§ Task instructions: Identify and reproduce every line holding the string "building".

§ Task inputs:
— Start —

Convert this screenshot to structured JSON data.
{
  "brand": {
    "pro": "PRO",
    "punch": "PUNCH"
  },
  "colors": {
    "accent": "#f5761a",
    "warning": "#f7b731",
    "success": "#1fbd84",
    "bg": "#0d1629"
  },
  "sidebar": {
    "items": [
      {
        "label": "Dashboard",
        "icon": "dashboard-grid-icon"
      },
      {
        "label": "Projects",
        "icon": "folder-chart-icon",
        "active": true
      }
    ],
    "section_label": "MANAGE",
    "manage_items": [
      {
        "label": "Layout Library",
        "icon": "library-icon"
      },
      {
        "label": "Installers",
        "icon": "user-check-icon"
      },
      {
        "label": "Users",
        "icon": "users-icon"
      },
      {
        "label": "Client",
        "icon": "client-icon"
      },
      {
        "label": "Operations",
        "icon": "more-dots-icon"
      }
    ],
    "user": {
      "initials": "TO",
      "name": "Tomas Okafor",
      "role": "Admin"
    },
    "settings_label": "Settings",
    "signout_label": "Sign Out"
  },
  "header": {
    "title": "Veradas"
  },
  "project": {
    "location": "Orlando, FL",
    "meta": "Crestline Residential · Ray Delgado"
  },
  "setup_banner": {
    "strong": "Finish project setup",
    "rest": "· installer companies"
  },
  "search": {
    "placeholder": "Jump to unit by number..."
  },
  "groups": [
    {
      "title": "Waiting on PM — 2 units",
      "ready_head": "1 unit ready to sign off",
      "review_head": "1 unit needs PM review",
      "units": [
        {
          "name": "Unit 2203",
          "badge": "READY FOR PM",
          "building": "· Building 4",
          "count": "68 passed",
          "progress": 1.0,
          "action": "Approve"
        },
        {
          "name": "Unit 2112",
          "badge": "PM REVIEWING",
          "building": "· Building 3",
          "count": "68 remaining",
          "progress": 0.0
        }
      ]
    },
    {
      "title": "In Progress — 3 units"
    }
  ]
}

— End —

§ Solution for this exercise:
          "building": "· Building 4",
          "building": "· Building 3",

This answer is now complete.